# INFORMATION PROVIDED start

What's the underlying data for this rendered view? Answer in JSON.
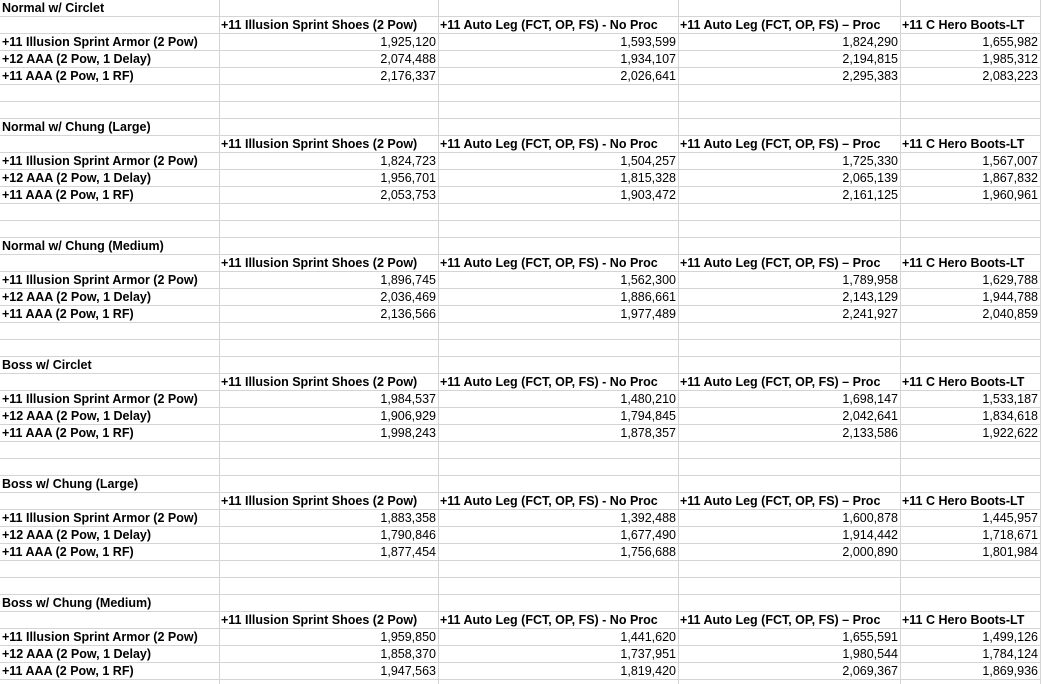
{
  "sheet": {
    "blocks": [
      {
        "title": "Normal w/ Circlet",
        "headers": [
          "+11 Illusion Sprint Shoes (2 Pow)",
          "+11 Auto Leg (FCT, OP, FS) - No Proc",
          "+11 Auto Leg (FCT, OP, FS) – Proc",
          "+11 C Hero Boots-LT"
        ],
        "rows": [
          {
            "label": "+11 Illusion Sprint Armor (2 Pow)",
            "values": [
              "1,925,120",
              "1,593,599",
              "1,824,290",
              "1,655,982"
            ]
          },
          {
            "label": "+12 AAA (2 Pow, 1 Delay)",
            "values": [
              "2,074,488",
              "1,934,107",
              "2,194,815",
              "1,985,312"
            ]
          },
          {
            "label": "+11 AAA (2 Pow, 1 RF)",
            "values": [
              "2,176,337",
              "2,026,641",
              "2,295,383",
              "2,083,223"
            ]
          }
        ]
      },
      {
        "title": "Normal w/ Chung (Large)",
        "headers": [
          "+11 Illusion Sprint Shoes (2 Pow)",
          "+11 Auto Leg (FCT, OP, FS) - No Proc",
          "+11 Auto Leg (FCT, OP, FS) – Proc",
          "+11 C Hero Boots-LT"
        ],
        "rows": [
          {
            "label": "+11 Illusion Sprint Armor (2 Pow)",
            "values": [
              "1,824,723",
              "1,504,257",
              "1,725,330",
              "1,567,007"
            ]
          },
          {
            "label": "+12 AAA (2 Pow, 1 Delay)",
            "values": [
              "1,956,701",
              "1,815,328",
              "2,065,139",
              "1,867,832"
            ]
          },
          {
            "label": "+11 AAA (2 Pow, 1 RF)",
            "values": [
              "2,053,753",
              "1,903,472",
              "2,161,125",
              "1,960,961"
            ]
          }
        ]
      },
      {
        "title": "Normal w/ Chung (Medium)",
        "headers": [
          "+11 Illusion Sprint Shoes (2 Pow)",
          "+11 Auto Leg (FCT, OP, FS) - No Proc",
          "+11 Auto Leg (FCT, OP, FS) – Proc",
          "+11 C Hero Boots-LT"
        ],
        "rows": [
          {
            "label": "+11 Illusion Sprint Armor (2 Pow)",
            "values": [
              "1,896,745",
              "1,562,300",
              "1,789,958",
              "1,629,788"
            ]
          },
          {
            "label": "+12 AAA (2 Pow, 1 Delay)",
            "values": [
              "2,036,469",
              "1,886,661",
              "2,143,129",
              "1,944,788"
            ]
          },
          {
            "label": "+11 AAA (2 Pow, 1 RF)",
            "values": [
              "2,136,566",
              "1,977,489",
              "2,241,927",
              "2,040,859"
            ]
          }
        ]
      },
      {
        "title": "Boss w/ Circlet",
        "headers": [
          "+11 Illusion Sprint Shoes (2 Pow)",
          "+11 Auto Leg (FCT, OP, FS) - No Proc",
          "+11 Auto Leg (FCT, OP, FS) – Proc",
          "+11 C Hero Boots-LT"
        ],
        "rows": [
          {
            "label": "+11 Illusion Sprint Armor (2 Pow)",
            "values": [
              "1,984,537",
              "1,480,210",
              "1,698,147",
              "1,533,187"
            ]
          },
          {
            "label": "+12 AAA (2 Pow, 1 Delay)",
            "values": [
              "1,906,929",
              "1,794,845",
              "2,042,641",
              "1,834,618"
            ]
          },
          {
            "label": "+11 AAA (2 Pow, 1 RF)",
            "values": [
              "1,998,243",
              "1,878,357",
              "2,133,586",
              "1,922,622"
            ]
          }
        ]
      },
      {
        "title": "Boss w/ Chung (Large)",
        "headers": [
          "+11 Illusion Sprint Shoes (2 Pow)",
          "+11 Auto Leg (FCT, OP, FS) - No Proc",
          "+11 Auto Leg (FCT, OP, FS) – Proc",
          "+11 C Hero Boots-LT"
        ],
        "rows": [
          {
            "label": "+11 Illusion Sprint Armor (2 Pow)",
            "values": [
              "1,883,358",
              "1,392,488",
              "1,600,878",
              "1,445,957"
            ]
          },
          {
            "label": "+12 AAA (2 Pow, 1 Delay)",
            "values": [
              "1,790,846",
              "1,677,490",
              "1,914,442",
              "1,718,671"
            ]
          },
          {
            "label": "+11 AAA (2 Pow, 1 RF)",
            "values": [
              "1,877,454",
              "1,756,688",
              "2,000,890",
              "1,801,984"
            ]
          }
        ]
      },
      {
        "title": "Boss w/ Chung (Medium)",
        "headers": [
          "+11 Illusion Sprint Shoes (2 Pow)",
          "+11 Auto Leg (FCT, OP, FS) - No Proc",
          "+11 Auto Leg (FCT, OP, FS) – Proc",
          "+11 C Hero Boots-LT"
        ],
        "rows": [
          {
            "label": "+11 Illusion Sprint Armor (2 Pow)",
            "values": [
              "1,959,850",
              "1,441,620",
              "1,655,591",
              "1,499,126"
            ]
          },
          {
            "label": "+12 AAA (2 Pow, 1 Delay)",
            "values": [
              "1,858,370",
              "1,737,951",
              "1,980,544",
              "1,784,124"
            ]
          },
          {
            "label": "+11 AAA (2 Pow, 1 RF)",
            "values": [
              "1,947,563",
              "1,819,420",
              "2,069,367",
              "1,869,936"
            ]
          }
        ]
      }
    ]
  }
}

# INFORMATION PROVIDED end

> [THE EXERCISE]: Pick out all the lines with the word "Normal" in them and copy them.

> [THE OUTPUT]:
        "title": "Normal w/ Circlet",
        "title": "Normal w/ Chung (Large)",
        "title": "Normal w/ Chung (Medium)",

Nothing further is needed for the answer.